Stored entries
═══

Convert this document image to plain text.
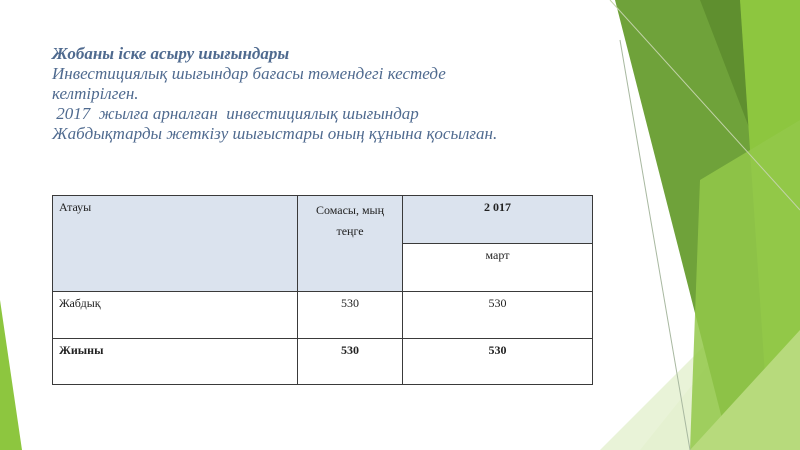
Жобаны іске асыру шығындары
Инвестициялық шығындар бағасы төмендегі кестеде
келтірілген.
2017  жылға арналған  инвестициялық шығындар
Жабдықтарды жеткізу шығыстары оның құнына қосылған.
Атауы	Сомасы, мың теңге	2 017
		март
Жабдық	530	530
Жиыны	530	530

═══

• [SHORT EXERCISE] Please repeat the entries exactly. Do not include the pictures.

• [EXERCISE SOLUTION]
Convert this document image to plain text.
Жобаны іске асыру шығындары
Инвестициялық шығындар бағасы төмендегі кестеде
келтірілген.
2017  жылға арналған  инвестициялық шығындар
Жабдықтарды жеткізу шығыстары оның құнына қосылған.
Атауы	Сомасы, мың теңге	2 017
		март
Жабдық	530	530
Жиыны	530	530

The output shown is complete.